— start of Data supplied —
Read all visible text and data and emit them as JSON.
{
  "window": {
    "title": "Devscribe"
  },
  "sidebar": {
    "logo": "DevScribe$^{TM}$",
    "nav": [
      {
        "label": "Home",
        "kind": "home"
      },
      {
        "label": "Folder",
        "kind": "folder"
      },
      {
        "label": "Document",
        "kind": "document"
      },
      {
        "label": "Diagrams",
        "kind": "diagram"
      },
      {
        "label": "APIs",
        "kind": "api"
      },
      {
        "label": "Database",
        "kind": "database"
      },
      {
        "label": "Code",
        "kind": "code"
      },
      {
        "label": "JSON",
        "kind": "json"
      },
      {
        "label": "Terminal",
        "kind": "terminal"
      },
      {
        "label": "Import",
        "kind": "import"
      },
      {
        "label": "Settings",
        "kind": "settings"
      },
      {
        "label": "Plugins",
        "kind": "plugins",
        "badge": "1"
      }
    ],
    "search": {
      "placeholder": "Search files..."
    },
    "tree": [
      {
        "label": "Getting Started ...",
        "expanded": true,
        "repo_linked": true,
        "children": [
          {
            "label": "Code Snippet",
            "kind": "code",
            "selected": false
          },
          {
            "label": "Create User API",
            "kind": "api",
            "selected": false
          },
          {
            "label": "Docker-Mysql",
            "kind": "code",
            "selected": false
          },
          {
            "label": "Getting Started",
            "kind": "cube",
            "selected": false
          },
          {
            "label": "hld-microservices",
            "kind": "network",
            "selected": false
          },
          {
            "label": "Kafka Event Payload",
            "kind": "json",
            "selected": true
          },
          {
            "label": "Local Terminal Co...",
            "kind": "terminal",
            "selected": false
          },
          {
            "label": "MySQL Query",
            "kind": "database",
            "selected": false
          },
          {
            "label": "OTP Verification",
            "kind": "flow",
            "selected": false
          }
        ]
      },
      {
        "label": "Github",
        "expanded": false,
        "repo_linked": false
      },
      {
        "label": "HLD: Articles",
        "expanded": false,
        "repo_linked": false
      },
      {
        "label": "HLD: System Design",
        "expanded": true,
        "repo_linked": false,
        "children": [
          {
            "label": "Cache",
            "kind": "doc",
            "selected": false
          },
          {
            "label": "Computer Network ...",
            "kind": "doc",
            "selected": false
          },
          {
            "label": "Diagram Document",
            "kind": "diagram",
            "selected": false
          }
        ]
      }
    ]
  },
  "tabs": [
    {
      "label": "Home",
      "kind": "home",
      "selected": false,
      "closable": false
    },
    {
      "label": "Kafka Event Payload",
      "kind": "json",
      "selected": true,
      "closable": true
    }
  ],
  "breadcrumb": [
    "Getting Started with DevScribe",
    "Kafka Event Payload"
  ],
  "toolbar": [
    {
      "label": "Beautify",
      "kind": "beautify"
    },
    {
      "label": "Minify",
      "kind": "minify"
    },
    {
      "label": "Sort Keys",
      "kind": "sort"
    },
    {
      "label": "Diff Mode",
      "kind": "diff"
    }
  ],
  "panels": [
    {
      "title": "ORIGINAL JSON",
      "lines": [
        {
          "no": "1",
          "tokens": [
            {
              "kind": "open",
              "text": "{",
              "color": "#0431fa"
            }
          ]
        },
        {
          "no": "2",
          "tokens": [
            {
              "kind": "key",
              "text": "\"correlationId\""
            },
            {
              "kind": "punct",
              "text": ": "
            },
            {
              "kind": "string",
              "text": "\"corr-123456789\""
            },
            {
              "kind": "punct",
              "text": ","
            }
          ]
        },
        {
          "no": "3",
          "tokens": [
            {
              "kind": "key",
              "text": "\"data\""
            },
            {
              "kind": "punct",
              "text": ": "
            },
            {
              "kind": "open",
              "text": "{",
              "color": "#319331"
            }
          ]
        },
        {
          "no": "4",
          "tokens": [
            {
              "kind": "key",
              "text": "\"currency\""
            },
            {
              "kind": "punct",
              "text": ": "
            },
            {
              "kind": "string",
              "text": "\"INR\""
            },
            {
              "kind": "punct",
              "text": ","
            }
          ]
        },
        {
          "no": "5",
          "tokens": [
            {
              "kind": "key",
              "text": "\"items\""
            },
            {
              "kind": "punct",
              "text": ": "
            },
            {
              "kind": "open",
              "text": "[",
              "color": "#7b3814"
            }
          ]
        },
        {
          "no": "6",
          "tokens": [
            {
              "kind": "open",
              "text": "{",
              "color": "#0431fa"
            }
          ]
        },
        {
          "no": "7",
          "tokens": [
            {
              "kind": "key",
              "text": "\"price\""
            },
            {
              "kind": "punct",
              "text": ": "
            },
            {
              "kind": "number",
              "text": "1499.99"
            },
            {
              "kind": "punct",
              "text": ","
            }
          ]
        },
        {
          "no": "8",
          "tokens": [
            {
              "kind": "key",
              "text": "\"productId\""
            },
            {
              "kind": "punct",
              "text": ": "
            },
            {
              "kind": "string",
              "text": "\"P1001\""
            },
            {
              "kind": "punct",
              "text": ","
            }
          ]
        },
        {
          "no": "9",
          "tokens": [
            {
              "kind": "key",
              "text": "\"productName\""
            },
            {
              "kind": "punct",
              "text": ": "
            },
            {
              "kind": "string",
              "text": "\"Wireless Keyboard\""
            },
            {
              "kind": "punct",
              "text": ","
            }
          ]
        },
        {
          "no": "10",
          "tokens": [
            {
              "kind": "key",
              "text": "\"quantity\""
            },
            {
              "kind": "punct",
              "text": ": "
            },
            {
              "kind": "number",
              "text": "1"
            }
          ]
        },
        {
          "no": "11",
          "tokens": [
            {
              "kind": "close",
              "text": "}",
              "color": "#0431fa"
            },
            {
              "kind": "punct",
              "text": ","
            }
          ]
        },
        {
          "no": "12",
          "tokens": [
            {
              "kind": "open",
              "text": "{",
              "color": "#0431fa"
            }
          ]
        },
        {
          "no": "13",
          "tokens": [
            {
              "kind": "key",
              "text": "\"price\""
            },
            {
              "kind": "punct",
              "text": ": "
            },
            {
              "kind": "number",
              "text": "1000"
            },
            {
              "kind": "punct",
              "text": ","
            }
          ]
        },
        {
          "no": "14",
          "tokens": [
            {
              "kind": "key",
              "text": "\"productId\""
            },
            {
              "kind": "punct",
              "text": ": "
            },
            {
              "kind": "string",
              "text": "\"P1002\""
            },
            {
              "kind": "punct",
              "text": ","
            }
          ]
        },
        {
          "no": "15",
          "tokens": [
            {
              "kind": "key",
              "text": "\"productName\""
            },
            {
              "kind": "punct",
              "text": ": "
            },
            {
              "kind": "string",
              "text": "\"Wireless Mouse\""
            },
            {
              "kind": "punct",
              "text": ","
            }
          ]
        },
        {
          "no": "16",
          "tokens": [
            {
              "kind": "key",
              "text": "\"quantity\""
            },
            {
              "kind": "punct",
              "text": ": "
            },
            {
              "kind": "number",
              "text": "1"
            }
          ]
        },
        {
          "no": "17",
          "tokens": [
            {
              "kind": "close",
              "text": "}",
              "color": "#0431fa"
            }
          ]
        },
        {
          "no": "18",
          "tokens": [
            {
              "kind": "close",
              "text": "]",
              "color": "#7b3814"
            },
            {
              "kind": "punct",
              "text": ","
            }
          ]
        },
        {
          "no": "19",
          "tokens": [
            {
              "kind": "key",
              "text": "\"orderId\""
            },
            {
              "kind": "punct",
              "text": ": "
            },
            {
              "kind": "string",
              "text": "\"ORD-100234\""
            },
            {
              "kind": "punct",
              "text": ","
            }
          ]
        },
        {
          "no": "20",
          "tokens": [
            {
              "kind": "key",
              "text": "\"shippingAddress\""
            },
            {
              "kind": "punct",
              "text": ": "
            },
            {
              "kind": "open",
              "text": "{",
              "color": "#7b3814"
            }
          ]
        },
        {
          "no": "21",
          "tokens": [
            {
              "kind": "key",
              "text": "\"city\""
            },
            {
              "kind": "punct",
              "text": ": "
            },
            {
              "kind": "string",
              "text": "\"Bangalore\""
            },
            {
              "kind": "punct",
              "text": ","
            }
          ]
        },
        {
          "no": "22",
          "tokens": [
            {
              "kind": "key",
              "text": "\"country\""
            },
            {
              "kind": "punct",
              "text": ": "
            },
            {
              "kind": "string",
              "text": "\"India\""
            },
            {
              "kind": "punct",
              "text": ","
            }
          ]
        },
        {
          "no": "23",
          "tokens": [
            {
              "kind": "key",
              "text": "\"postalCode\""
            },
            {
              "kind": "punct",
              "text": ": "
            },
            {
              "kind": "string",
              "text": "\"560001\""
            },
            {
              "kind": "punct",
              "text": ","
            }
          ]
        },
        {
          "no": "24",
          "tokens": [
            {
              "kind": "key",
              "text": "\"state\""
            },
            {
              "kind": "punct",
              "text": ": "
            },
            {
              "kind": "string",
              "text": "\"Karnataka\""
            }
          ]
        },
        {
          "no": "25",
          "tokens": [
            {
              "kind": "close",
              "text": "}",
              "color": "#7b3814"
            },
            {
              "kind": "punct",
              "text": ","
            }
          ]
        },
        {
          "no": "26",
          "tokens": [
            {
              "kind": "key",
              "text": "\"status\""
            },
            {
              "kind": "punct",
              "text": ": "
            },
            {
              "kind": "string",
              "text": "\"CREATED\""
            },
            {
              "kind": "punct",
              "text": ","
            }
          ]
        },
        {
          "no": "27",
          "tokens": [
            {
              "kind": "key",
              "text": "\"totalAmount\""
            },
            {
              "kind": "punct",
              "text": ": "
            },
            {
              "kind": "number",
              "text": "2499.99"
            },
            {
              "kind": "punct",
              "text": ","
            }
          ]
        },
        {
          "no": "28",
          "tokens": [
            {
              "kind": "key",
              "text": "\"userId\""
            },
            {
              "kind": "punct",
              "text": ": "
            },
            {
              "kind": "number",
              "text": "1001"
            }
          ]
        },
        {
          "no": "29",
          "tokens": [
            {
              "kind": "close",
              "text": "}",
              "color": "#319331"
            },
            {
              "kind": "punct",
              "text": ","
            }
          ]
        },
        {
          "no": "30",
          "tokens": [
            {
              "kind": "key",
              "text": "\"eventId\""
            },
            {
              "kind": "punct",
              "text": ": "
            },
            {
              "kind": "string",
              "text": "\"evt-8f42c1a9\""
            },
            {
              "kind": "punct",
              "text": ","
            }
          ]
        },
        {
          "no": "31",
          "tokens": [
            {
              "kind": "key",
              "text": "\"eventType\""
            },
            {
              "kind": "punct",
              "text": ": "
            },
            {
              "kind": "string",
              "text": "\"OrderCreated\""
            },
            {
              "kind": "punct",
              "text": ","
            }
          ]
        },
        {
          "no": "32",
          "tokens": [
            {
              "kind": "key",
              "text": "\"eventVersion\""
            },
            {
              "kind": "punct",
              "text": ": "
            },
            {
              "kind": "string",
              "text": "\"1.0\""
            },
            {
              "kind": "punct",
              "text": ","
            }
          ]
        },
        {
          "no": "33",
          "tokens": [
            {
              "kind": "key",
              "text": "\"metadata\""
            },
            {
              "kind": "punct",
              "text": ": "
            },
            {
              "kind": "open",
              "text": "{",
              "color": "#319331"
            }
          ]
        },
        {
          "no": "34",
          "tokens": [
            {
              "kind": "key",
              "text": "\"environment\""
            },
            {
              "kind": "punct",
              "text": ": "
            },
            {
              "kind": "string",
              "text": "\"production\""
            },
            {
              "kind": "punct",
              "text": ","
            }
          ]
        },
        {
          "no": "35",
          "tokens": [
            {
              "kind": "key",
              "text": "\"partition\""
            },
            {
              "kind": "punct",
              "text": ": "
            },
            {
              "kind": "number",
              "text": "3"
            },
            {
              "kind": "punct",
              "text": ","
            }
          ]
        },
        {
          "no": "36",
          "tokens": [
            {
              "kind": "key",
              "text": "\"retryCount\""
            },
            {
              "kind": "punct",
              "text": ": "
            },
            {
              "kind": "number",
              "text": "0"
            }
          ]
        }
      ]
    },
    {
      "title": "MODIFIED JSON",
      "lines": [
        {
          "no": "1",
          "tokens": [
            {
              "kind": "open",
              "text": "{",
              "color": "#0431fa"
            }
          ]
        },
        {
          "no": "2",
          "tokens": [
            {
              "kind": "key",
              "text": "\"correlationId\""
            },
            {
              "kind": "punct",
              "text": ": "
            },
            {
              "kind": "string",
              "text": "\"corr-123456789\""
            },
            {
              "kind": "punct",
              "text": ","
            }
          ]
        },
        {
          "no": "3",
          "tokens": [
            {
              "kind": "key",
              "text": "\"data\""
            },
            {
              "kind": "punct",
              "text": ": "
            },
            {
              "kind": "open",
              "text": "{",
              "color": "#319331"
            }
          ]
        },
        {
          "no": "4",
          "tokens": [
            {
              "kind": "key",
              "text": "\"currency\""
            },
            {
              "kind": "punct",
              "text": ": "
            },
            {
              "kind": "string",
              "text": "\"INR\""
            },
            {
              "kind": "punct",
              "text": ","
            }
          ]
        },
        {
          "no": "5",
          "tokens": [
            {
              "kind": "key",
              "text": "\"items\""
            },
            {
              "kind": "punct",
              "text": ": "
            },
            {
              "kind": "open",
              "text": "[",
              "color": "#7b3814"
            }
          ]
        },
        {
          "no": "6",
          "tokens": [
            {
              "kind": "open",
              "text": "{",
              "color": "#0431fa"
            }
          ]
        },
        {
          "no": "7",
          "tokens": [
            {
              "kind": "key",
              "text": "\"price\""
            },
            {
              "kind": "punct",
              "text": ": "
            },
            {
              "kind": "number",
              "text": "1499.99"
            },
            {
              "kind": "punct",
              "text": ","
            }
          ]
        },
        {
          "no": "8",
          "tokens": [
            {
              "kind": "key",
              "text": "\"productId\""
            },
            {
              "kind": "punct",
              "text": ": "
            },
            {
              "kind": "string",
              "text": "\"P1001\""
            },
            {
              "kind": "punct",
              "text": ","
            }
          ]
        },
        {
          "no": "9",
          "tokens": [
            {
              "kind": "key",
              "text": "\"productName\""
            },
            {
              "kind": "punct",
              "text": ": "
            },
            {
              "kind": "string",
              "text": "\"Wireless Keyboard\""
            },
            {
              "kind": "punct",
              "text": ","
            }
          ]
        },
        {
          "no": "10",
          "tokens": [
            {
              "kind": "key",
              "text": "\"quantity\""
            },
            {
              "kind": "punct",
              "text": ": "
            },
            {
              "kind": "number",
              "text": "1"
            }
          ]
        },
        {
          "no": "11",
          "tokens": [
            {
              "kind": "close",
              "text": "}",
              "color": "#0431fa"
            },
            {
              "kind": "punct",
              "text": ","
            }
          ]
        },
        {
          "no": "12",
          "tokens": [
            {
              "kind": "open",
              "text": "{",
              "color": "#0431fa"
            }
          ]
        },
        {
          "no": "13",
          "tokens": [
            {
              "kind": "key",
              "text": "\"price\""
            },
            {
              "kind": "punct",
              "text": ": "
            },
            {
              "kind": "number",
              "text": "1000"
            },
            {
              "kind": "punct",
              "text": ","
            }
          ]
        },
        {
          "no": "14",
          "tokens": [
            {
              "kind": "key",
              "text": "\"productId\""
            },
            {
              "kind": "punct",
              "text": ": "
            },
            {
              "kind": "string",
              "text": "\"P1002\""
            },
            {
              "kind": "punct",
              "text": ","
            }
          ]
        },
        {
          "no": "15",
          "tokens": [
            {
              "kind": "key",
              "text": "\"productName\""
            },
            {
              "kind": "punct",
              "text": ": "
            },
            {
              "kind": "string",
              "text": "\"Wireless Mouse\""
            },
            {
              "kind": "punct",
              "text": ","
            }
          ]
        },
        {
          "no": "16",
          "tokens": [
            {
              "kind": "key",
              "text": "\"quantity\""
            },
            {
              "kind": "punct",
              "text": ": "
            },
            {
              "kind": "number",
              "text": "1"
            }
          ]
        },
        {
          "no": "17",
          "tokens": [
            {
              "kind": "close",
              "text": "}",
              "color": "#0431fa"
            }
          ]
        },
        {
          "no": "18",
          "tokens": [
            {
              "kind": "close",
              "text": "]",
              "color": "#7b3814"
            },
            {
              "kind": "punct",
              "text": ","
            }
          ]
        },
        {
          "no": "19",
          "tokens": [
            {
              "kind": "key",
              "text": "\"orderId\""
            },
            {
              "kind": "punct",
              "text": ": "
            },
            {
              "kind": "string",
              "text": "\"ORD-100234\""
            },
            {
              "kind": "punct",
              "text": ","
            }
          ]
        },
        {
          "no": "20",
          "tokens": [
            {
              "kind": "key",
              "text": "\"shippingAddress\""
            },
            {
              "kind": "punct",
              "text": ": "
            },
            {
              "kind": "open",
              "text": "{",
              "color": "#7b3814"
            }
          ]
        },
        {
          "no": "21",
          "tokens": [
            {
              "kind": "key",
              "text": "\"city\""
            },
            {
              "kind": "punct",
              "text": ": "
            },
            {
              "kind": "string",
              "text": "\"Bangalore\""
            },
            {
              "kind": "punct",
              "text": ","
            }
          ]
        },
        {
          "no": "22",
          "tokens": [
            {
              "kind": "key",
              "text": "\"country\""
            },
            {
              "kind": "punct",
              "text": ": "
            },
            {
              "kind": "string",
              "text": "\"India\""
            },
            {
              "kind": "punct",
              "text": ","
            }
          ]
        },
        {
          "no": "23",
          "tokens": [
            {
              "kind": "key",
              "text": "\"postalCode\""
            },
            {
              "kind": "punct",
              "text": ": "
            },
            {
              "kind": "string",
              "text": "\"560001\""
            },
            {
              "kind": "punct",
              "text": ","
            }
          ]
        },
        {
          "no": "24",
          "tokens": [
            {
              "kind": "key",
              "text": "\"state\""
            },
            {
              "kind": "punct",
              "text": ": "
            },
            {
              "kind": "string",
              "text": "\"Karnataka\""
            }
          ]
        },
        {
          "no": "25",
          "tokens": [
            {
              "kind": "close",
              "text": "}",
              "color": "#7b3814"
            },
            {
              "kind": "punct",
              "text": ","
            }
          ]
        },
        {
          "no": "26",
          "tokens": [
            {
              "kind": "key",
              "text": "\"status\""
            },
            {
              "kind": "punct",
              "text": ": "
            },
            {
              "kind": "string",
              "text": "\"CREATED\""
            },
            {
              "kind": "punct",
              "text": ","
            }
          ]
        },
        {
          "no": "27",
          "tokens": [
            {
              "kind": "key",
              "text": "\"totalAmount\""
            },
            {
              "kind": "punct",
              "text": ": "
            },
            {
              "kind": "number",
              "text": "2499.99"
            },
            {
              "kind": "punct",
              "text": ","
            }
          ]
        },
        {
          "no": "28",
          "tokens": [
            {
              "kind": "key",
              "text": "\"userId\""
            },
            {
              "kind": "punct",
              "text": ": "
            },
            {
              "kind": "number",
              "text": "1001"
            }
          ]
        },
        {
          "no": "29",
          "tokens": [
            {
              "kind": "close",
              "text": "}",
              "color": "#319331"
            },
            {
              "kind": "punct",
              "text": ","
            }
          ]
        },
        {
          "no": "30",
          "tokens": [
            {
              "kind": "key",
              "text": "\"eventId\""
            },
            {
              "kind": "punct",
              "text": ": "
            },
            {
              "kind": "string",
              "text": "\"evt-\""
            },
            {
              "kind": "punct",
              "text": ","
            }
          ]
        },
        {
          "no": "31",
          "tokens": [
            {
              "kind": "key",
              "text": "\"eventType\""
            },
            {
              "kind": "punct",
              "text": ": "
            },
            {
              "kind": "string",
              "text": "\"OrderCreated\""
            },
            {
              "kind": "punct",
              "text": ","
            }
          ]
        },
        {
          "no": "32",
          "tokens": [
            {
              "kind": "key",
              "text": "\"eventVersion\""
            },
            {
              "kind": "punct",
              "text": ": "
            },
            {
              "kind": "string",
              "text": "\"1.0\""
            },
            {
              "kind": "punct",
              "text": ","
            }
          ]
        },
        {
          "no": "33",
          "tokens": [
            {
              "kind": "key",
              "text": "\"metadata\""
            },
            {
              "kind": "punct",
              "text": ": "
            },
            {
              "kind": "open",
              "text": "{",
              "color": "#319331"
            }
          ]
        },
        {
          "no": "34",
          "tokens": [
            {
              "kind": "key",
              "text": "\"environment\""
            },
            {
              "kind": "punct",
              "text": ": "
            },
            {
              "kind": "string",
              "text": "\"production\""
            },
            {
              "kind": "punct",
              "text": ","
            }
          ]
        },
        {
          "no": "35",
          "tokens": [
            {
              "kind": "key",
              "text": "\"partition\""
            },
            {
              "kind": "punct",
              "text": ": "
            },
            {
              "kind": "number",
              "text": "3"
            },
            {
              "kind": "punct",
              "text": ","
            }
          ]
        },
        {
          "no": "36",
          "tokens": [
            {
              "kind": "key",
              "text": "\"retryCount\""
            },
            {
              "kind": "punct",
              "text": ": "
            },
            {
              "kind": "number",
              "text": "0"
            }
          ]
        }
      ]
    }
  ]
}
— end of Data supplied —
• _What needs to be done_: Using the records above, gather all lines where the string "Getting" is present.

• _Solution to this task_:
        "label": "Getting Started ...",
            "label": "Getting Started",
    "Getting Started with DevScribe",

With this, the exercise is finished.